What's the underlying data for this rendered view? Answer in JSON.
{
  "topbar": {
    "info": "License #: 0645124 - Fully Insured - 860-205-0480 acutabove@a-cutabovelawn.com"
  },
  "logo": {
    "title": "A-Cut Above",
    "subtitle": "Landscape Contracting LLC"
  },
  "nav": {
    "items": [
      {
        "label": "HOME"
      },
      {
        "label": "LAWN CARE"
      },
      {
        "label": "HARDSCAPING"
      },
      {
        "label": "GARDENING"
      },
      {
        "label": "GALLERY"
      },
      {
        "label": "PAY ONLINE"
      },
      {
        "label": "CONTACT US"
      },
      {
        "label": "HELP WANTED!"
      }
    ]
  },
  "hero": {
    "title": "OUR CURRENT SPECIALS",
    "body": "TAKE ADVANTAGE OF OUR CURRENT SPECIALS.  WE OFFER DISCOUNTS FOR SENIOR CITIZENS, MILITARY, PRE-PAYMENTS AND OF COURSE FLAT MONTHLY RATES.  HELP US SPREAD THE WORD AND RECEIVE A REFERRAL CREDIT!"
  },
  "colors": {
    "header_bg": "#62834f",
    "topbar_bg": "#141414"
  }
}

════

● EXERCISE BRIEF
Copy every line of the material, please, keeping it exactly the same.

● THE SOLUTION
What's the underlying data for this rendered view? Answer in JSON.
{
  "topbar": {
    "info": "License #: 0645124 - Fully Insured - 860-205-0480 acutabove@a-cutabovelawn.com"
  },
  "logo": {
    "title": "A-Cut Above",
    "subtitle": "Landscape Contracting LLC"
  },
  "nav": {
    "items": [
      {
        "label": "HOME"
      },
      {
        "label": "LAWN CARE"
      },
      {
        "label": "HARDSCAPING"
      },
      {
        "label": "GARDENING"
      },
      {
        "label": "GALLERY"
      },
      {
        "label": "PAY ONLINE"
      },
      {
        "label": "CONTACT US"
      },
      {
        "label": "HELP WANTED!"
      }
    ]
  },
  "hero": {
    "title": "OUR CURRENT SPECIALS",
    "body": "TAKE ADVANTAGE OF OUR CURRENT SPECIALS.  WE OFFER DISCOUNTS FOR SENIOR CITIZENS, MILITARY, PRE-PAYMENTS AND OF COURSE FLAT MONTHLY RATES.  HELP US SPREAD THE WORD AND RECEIVE A REFERRAL CREDIT!"
  },
  "colors": {
    "header_bg": "#62834f",
    "topbar_bg": "#141414"
  }
}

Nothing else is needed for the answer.